Objective
Copy out the entries exactly, from the first line to the last.

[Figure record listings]
+++++

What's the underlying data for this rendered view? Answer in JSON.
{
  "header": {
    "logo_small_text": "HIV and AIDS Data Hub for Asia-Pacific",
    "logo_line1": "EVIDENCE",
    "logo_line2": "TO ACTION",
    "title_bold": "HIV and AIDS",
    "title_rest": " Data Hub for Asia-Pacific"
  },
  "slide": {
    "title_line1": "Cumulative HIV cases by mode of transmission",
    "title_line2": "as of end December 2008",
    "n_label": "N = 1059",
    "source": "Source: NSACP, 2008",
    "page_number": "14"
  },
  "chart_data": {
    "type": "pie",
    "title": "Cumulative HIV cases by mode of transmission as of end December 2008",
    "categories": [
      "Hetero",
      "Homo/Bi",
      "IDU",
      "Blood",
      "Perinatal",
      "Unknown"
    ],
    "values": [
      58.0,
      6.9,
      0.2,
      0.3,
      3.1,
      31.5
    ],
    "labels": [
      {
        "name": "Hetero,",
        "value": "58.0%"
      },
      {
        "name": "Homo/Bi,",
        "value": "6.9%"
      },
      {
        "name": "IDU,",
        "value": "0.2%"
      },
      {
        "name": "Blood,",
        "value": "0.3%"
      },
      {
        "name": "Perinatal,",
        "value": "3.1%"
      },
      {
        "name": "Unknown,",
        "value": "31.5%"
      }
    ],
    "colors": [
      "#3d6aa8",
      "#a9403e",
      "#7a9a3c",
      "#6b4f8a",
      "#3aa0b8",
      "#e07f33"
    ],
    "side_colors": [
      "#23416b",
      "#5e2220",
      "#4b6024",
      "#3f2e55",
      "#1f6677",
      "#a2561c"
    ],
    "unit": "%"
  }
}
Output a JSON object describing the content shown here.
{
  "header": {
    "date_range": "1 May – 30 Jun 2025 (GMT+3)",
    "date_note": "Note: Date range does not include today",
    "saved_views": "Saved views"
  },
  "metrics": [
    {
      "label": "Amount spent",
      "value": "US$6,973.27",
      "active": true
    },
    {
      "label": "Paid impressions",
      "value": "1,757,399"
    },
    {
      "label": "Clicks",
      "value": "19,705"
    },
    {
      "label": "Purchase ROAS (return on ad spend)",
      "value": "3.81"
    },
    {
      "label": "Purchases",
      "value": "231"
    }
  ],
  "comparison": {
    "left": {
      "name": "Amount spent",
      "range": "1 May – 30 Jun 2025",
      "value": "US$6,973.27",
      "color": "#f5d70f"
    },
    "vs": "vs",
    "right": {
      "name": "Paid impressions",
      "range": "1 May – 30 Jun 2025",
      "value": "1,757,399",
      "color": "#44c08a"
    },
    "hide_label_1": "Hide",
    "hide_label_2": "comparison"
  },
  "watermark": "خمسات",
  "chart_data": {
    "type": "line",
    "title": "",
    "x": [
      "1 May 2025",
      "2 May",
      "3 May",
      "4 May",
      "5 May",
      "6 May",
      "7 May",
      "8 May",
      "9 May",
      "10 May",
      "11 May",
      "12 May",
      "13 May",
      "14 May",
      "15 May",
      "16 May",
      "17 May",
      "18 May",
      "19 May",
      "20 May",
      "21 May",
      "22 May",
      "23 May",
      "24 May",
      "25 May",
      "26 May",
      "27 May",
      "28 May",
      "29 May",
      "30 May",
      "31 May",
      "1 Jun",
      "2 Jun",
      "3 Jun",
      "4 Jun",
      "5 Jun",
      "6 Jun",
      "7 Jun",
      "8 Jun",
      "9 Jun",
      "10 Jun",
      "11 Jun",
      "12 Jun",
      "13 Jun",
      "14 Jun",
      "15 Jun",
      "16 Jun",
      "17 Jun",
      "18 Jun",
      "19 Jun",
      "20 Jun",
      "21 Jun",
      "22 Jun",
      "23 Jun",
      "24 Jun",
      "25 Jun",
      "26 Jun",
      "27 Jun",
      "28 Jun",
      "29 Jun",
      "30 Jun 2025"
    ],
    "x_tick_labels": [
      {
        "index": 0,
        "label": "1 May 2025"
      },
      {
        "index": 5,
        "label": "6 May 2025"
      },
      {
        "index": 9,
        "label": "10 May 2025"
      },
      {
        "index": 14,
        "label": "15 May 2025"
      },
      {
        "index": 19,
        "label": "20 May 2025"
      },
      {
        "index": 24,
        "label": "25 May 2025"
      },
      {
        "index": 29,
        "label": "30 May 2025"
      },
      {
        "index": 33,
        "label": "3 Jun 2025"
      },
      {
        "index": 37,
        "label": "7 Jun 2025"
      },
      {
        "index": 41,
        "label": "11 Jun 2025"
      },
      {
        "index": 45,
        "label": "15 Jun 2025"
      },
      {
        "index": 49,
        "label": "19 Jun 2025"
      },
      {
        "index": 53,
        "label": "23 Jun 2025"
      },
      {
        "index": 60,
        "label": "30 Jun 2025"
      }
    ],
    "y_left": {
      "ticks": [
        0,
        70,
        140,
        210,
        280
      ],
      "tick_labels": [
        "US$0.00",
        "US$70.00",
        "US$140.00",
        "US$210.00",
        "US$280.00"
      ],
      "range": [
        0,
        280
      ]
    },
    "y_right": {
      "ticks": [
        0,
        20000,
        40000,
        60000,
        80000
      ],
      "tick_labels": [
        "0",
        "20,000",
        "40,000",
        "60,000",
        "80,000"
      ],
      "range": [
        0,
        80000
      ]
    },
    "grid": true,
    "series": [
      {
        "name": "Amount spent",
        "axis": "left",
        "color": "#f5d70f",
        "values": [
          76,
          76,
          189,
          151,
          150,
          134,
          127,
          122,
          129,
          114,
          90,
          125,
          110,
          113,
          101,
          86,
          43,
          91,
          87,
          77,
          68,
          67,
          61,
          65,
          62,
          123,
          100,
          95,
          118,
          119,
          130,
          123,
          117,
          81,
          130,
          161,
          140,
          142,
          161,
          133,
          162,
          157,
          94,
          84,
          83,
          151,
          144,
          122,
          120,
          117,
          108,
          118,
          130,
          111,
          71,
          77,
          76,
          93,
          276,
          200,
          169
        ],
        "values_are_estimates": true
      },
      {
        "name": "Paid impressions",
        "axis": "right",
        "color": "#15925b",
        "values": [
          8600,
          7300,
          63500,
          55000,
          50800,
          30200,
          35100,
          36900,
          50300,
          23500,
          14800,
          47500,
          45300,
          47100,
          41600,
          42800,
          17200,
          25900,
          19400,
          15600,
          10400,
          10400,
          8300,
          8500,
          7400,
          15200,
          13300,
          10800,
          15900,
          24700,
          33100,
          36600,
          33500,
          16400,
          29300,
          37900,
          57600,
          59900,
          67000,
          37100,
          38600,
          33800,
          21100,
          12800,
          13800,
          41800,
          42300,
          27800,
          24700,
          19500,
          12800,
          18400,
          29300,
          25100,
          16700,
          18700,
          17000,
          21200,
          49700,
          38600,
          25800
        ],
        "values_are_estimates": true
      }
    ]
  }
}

+++++

Finished task
What's the underlying data for this rendered view? Answer in JSON.
{
  "header": {
    "logo_small_text": "HIV and AIDS Data Hub for Asia-Pacific",
    "logo_line1": "EVIDENCE",
    "logo_line2": "TO ACTION",
    "title_bold": "HIV and AIDS",
    "title_rest": " Data Hub for Asia-Pacific"
  },
  "slide": {
    "title_line1": "Cumulative HIV cases by mode of transmission",
    "title_line2": "as of end December 2008",
    "n_label": "N = 1059",
    "source": "Source: NSACP, 2008",
    "page_number": "14"
  },
  "chart_data": {
    "type": "pie",
    "title": "Cumulative HIV cases by mode of transmission as of end December 2008",
    "categories": [
      "Hetero",
      "Homo/Bi",
      "IDU",
      "Blood",
      "Perinatal",
      "Unknown"
    ],
    "values": [
      58.0,
      6.9,
      0.2,
      0.3,
      3.1,
      31.5
    ],
    "labels": [
      {
        "name": "Hetero,",
        "value": "58.0%"
      },
      {
        "name": "Homo/Bi,",
        "value": "6.9%"
      },
      {
        "name": "IDU,",
        "value": "0.2%"
      },
      {
        "name": "Blood,",
        "value": "0.3%"
      },
      {
        "name": "Perinatal,",
        "value": "3.1%"
      },
      {
        "name": "Unknown,",
        "value": "31.5%"
      }
    ],
    "colors": [
      "#3d6aa8",
      "#a9403e",
      "#7a9a3c",
      "#6b4f8a",
      "#3aa0b8",
      "#e07f33"
    ],
    "side_colors": [
      "#23416b",
      "#5e2220",
      "#4b6024",
      "#3f2e55",
      "#1f6677",
      "#a2561c"
    ],
    "unit": "%"
  }
}
Output a JSON object describing the content shown here.
{
  "header": {
    "date_range": "1 May – 30 Jun 2025 (GMT+3)",
    "date_note": "Note: Date range does not include today",
    "saved_views": "Saved views"
  },
  "metrics": [
    {
      "label": "Amount spent",
      "value": "US$6,973.27",
      "active": true
    },
    {
      "label": "Paid impressions",
      "value": "1,757,399"
    },
    {
      "label": "Clicks",
      "value": "19,705"
    },
    {
      "label": "Purchase ROAS (return on ad spend)",
      "value": "3.81"
    },
    {
      "label": "Purchases",
      "value": "231"
    }
  ],
  "comparison": {
    "left": {
      "name": "Amount spent",
      "range": "1 May – 30 Jun 2025",
      "value": "US$6,973.27",
      "color": "#f5d70f"
    },
    "vs": "vs",
    "right": {
      "name": "Paid impressions",
      "range": "1 May – 30 Jun 2025",
      "value": "1,757,399",
      "color": "#44c08a"
    },
    "hide_label_1": "Hide",
    "hide_label_2": "comparison"
  },
  "watermark": "خمسات",
  "chart_data": {
    "type": "line",
    "title": "",
    "x": [
      "1 May 2025",
      "2 May",
      "3 May",
      "4 May",
      "5 May",
      "6 May",
      "7 May",
      "8 May",
      "9 May",
      "10 May",
      "11 May",
      "12 May",
      "13 May",
      "14 May",
      "15 May",
      "16 May",
      "17 May",
      "18 May",
      "19 May",
      "20 May",
      "21 May",
      "22 May",
      "23 May",
      "24 May",
      "25 May",
      "26 May",
      "27 May",
      "28 May",
      "29 May",
      "30 May",
      "31 May",
      "1 Jun",
      "2 Jun",
      "3 Jun",
      "4 Jun",
      "5 Jun",
      "6 Jun",
      "7 Jun",
      "8 Jun",
      "9 Jun",
      "10 Jun",
      "11 Jun",
      "12 Jun",
      "13 Jun",
      "14 Jun",
      "15 Jun",
      "16 Jun",
      "17 Jun",
      "18 Jun",
      "19 Jun",
      "20 Jun",
      "21 Jun",
      "22 Jun",
      "23 Jun",
      "24 Jun",
      "25 Jun",
      "26 Jun",
      "27 Jun",
      "28 Jun",
      "29 Jun",
      "30 Jun 2025"
    ],
    "x_tick_labels": [
      {
        "index": 0,
        "label": "1 May 2025"
      },
      {
        "index": 5,
        "label": "6 May 2025"
      },
      {
        "index": 9,
        "label": "10 May 2025"
      },
      {
        "index": 14,
        "label": "15 May 2025"
      },
      {
        "index": 19,
        "label": "20 May 2025"
      },
      {
        "index": 24,
        "label": "25 May 2025"
      },
      {
        "index": 29,
        "label": "30 May 2025"
      },
      {
        "index": 33,
        "label": "3 Jun 2025"
      },
      {
        "index": 37,
        "label": "7 Jun 2025"
      },
      {
        "index": 41,
        "label": "11 Jun 2025"
      },
      {
        "index": 45,
        "label": "15 Jun 2025"
      },
      {
        "index": 49,
        "label": "19 Jun 2025"
      },
      {
        "index": 53,
        "label": "23 Jun 2025"
      },
      {
        "index": 60,
        "label": "30 Jun 2025"
      }
    ],
    "y_left": {
      "ticks": [
        0,
        70,
        140,
        210,
        280
      ],
      "tick_labels": [
        "US$0.00",
        "US$70.00",
        "US$140.00",
        "US$210.00",
        "US$280.00"
      ],
      "range": [
        0,
        280
      ]
    },
    "y_right": {
      "ticks": [
        0,
        20000,
        40000,
        60000,
        80000
      ],
      "tick_labels": [
        "0",
        "20,000",
        "40,000",
        "60,000",
        "80,000"
      ],
      "range": [
        0,
        80000
      ]
    },
    "grid": true,
    "series": [
      {
        "name": "Amount spent",
        "axis": "left",
        "color": "#f5d70f",
        "values": [
          76,
          76,
          189,
          151,
          150,
          134,
          127,
          122,
          129,
          114,
          90,
          125,
          110,
          113,
          101,
          86,
          43,
          91,
          87,
          77,
          68,
          67,
          61,
          65,
          62,
          123,
          100,
          95,
          118,
          119,
          130,
          123,
          117,
          81,
          130,
          161,
          140,
          142,
          161,
          133,
          162,
          157,
          94,
          84,
          83,
          151,
          144,
          122,
          120,
          117,
          108,
          118,
          130,
          111,
          71,
          77,
          76,
          93,
          276,
          200,
          169
        ],
        "values_are_estimates": true
      },
      {
        "name": "Paid impressions",
        "axis": "right",
        "color": "#15925b",
        "values": [
          8600,
          7300,
          63500,
          55000,
          50800,
          30200,
          35100,
          36900,
          50300,
          23500,
          14800,
          47500,
          45300,
          47100,
          41600,
          42800,
          17200,
          25900,
          19400,
          15600,
          10400,
          10400,
          8300,
          8500,
          7400,
          15200,
          13300,
          10800,
          15900,
          24700,
          33100,
          36600,
          33500,
          16400,
          29300,
          37900,
          57600,
          59900,
          67000,
          37100,
          38600,
          33800,
          21100,
          12800,
          13800,
          41800,
          42300,
          27800,
          24700,
          19500,
          12800,
          18400,
          29300,
          25100,
          16700,
          18700,
          17000,
          21200,
          49700,
          38600,
          25800
        ],
        "values_are_estimates": true
      }
    ]
  }
}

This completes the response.